Goal:
Copy each line where the word "Giải" occurs.

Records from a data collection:
========
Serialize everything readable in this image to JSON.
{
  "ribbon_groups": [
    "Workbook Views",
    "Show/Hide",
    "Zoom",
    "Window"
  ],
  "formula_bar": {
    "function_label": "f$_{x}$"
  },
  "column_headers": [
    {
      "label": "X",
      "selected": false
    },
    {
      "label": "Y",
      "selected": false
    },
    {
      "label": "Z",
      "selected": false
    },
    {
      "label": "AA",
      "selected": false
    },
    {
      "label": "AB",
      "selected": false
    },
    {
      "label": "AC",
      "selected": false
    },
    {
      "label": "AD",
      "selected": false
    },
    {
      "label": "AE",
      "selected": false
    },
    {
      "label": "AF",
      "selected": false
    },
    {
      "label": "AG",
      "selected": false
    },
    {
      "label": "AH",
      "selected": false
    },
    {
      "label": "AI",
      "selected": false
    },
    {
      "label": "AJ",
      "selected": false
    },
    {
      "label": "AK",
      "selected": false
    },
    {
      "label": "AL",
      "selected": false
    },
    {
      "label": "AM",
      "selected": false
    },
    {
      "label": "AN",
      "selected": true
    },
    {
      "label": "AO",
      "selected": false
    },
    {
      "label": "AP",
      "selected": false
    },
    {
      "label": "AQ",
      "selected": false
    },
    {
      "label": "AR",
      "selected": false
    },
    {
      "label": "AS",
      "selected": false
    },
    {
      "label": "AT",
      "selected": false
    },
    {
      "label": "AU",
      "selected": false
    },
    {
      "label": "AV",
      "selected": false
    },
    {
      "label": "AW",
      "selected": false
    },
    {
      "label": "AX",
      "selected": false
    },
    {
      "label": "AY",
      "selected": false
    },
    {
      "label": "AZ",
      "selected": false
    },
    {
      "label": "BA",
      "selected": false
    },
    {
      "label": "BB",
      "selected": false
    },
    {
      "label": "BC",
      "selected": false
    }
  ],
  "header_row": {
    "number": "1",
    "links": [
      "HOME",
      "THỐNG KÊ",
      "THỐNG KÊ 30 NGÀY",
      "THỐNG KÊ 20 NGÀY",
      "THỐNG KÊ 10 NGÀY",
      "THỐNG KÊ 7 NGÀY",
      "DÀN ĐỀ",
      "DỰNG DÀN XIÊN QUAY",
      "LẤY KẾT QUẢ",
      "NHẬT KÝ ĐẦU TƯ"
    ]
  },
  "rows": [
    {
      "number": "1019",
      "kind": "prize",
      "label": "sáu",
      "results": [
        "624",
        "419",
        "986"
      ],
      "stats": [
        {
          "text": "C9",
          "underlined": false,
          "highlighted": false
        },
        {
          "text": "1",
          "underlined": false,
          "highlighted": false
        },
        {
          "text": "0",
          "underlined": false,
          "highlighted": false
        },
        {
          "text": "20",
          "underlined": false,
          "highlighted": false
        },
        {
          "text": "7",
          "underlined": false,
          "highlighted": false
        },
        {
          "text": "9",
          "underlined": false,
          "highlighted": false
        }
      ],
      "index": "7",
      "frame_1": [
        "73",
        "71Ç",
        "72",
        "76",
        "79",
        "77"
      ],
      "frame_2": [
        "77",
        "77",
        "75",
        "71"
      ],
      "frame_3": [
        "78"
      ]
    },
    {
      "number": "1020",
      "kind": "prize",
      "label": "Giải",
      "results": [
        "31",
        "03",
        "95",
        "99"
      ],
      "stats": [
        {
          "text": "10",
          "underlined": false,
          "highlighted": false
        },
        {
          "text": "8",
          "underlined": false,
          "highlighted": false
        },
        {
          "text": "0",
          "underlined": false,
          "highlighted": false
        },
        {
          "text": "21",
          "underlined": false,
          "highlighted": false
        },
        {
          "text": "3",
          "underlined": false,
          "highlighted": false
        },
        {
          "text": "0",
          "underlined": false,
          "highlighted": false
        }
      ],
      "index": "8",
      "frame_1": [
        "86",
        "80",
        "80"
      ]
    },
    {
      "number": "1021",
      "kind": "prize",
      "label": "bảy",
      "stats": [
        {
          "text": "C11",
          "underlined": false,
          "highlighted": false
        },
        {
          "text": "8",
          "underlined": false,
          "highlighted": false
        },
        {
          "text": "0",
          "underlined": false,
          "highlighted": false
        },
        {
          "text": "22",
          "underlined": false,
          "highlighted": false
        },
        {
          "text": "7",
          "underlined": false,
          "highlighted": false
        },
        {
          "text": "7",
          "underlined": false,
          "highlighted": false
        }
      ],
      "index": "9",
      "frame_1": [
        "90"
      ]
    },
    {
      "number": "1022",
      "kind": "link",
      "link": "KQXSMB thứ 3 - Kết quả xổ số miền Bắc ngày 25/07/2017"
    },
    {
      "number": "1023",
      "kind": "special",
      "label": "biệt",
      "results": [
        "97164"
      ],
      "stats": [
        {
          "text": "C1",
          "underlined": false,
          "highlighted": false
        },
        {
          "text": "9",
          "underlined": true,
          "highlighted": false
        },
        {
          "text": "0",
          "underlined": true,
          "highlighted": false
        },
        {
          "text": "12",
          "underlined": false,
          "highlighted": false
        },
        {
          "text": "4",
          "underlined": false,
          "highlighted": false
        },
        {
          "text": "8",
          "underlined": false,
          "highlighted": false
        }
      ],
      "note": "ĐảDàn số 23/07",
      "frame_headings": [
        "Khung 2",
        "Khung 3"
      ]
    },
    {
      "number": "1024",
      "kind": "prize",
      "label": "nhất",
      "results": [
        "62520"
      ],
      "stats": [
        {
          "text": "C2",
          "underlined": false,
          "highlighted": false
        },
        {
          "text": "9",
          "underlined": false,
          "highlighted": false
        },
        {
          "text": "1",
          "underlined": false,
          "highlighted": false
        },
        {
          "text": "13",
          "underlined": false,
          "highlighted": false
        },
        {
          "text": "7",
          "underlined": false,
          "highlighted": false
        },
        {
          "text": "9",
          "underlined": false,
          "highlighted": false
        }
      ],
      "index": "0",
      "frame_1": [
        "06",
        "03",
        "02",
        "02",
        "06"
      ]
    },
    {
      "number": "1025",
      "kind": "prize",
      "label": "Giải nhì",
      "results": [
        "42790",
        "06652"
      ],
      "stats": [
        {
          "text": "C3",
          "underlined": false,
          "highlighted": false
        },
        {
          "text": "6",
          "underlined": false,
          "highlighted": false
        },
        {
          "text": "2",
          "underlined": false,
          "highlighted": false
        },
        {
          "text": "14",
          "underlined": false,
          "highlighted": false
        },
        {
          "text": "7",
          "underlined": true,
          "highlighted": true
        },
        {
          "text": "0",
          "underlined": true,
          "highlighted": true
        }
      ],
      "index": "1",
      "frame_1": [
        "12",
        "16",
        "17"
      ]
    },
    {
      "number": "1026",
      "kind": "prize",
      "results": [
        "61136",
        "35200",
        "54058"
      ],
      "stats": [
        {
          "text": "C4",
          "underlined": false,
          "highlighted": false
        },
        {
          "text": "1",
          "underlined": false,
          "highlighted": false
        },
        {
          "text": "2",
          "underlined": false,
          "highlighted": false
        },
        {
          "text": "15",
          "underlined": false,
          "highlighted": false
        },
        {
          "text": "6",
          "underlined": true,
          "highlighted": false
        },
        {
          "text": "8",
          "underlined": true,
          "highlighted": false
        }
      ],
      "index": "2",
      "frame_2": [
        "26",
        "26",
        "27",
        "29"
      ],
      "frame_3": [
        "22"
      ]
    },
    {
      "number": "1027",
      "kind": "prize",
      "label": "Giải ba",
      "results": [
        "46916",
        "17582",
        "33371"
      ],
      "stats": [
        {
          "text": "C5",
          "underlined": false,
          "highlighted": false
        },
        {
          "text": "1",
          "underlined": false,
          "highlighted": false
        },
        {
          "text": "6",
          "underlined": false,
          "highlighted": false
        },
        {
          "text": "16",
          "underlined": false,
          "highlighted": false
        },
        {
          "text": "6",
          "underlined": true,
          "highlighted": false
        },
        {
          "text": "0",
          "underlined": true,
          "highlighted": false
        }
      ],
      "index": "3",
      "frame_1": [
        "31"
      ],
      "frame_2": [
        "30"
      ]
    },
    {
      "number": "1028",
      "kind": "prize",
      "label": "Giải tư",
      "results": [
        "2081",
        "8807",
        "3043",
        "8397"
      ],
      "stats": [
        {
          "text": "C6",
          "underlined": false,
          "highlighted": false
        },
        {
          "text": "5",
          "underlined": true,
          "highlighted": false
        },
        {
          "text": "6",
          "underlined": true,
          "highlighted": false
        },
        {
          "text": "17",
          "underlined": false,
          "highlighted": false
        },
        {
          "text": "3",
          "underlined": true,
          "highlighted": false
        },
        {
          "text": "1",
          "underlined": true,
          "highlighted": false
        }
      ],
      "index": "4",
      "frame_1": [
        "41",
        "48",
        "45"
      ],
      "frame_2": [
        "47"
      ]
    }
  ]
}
========
Output for this task:
      "label": "Giải",
      "label": "Giải nhì",
      "label": "Giải ba",
      "label": "Giải tư",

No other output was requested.